══ Текст для чтения ══

Самое интересное, что ничего мистического, рокового и инфернального в этом процессе не было. Если мы говорим о развале или падении чего-либо в какой-либо области, то прекрасно понимаем, что у каждого развала есть имя и фамилия, либо имена и фамилии. Почему этих фамилий так много, почему они взялись служить именно падению, а не возвышению? Да почему вы думаете, что они служили падению? Они служили своим целям, и зачастую даже и не предполагали, что из этого получится какой-то развал. Более того, им не так-то просто понять, что результатом их деятельности стал развал, а не расцвет.
Проблема старых театральных организмов стояла и стоит по сию пору остро. Как вдохнуть новую душу в отмирающее по естественным законам театральное «тело» – никто с уверенностью сказать не может. В общем, тяжелое, мучительное это дело, и попытки его делать, конечно, заслуживают внимательного и сочувственного отношения. Но не от природной злобности выбираю иное отношение к Пушкинскому театру – и убеждена, что тут-то делали большей частью совсем другое дело, которое давалось куда легче, куда проще и даже, можно сказать, веселее.
«Если у кого-то, скажем, начальник является человеком, совершившим недостойный поступок, нельзя драматургу делать из одного этого факта далеко идущие выводы, бросающие тень на всю нашу действительность, и навязывать эти выводы зрителю. Есть такое выражение – „зона комфорта“. Так вот, жизнь человеческая должна быть в этой зоне (И. Горбачев. Стратегия счастья. – «Театральная жизнь», 1981, № 4).
Игорь Олегович Горбачев – с 1975 года художественный руководитель театра, народный артист Советского Союза, режиссер, актер, много играющий в театре и кино, театральный публицист, охотно рассуждающий о назначении театра вообще и Старейшего театра в частности… Сюжет о его творческой судьбе – это, в сущности, вариация на тему вечного сюжета о «дорогах, которые мы выбираем»… а впрочем, точно ли мы знаем, кто тут кого выбирает: мы дороги или дороги – нас?
…На премьеру «Сирано де Бержерака» я шла, уже предупрежденная ленинградскими газетами, что главное в Сирано – Игоре Горбачеве – это жажда порядочности и неистребимая нота романтизма. Три действия этого спектакля продержали меня в состоянии непрекращающегося изумления, но не потому, что актер заразил меня жаждой порядочности и пронзил неистребимой нотой романтизма.
Спектакль оформлен как лирическая исповедь Игоря Горбачева. В прологе на занавес проецируют сначала виды Старейшего театра, затем фотографию его художественного руководителя; в это время звучит голос Игоря Горбачева, читающий пространный монолог в стихах. Он рассказывает о том, что Пушкинский театр всегда боролся за правду, добро, красоту и шел трудным путем под взглядом недобрых глаз. Далее актер сообщает зрителю, что он всегда мечтал сыграть Сирано, однако приходилось играть совсем другие роли, и теперь он решил показать, как бы он сыграл эту роль, будь он молод.

═══

> **Условие задачи**:
Перепишите дословно фрагмент текста о Пушкинском театре: всё, начиная со слов «Самое интересное, что» и вниз до слов «а не расцвет.» включительно. Листинг здесь не понадобится.

══ Исходные данные ══

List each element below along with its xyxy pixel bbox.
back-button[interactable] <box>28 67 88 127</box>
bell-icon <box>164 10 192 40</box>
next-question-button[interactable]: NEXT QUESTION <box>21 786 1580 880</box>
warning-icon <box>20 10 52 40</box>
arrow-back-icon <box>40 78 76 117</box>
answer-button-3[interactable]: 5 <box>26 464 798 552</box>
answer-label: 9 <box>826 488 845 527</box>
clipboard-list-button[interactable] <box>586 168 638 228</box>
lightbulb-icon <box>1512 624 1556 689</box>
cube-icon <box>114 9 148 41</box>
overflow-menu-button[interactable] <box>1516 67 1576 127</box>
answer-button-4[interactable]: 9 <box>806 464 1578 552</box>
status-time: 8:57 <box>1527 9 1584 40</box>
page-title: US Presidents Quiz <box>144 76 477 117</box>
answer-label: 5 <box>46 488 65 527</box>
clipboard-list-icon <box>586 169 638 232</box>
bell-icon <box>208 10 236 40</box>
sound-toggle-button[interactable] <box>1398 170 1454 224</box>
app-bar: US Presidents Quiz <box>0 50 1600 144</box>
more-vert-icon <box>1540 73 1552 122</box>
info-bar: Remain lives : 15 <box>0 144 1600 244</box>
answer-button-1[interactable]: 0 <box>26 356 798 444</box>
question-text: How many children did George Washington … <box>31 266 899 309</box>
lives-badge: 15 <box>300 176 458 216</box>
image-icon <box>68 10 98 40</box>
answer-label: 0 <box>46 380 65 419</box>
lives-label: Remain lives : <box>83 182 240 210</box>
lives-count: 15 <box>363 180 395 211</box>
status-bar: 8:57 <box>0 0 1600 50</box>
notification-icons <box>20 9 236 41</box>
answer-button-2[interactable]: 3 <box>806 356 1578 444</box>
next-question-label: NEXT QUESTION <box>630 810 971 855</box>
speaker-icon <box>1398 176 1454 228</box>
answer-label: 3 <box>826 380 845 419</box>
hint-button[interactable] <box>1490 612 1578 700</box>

═══
══ Исходные данные ══

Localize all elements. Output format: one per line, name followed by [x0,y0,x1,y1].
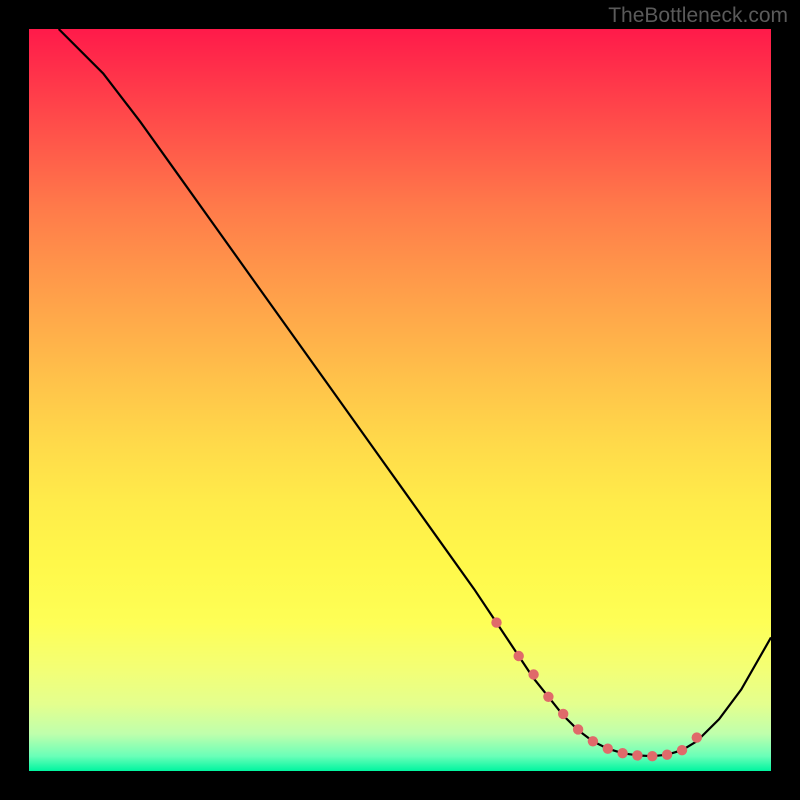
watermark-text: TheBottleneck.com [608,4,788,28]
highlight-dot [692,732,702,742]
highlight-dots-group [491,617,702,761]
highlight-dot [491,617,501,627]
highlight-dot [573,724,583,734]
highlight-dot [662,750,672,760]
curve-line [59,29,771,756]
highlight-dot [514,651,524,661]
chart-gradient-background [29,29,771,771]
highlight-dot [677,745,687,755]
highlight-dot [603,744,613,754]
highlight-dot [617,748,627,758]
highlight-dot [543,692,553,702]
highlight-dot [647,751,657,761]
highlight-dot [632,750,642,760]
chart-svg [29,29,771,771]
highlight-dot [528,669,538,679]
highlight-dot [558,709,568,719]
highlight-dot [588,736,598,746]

═══

> **Решение**:
Самое интересное, что ничего мистического, рокового и инфернального в этом процессе не было. Если мы говорим о развале или падении чего-либо в какой-либо области, то прекрасно понимаем, что у каждого развала есть имя и фамилия, либо имена и фамилии. Почему этих фамилий так много, почему они взялись служить именно падению, а не возвышению? Да почему вы думаете, что они служили падению? Они служили своим целям, и зачастую даже и не предполагали, что из этого получится какой-то развал. Более того, им не так-то просто понять, что результатом их деятельности стал развал, а не расцвет.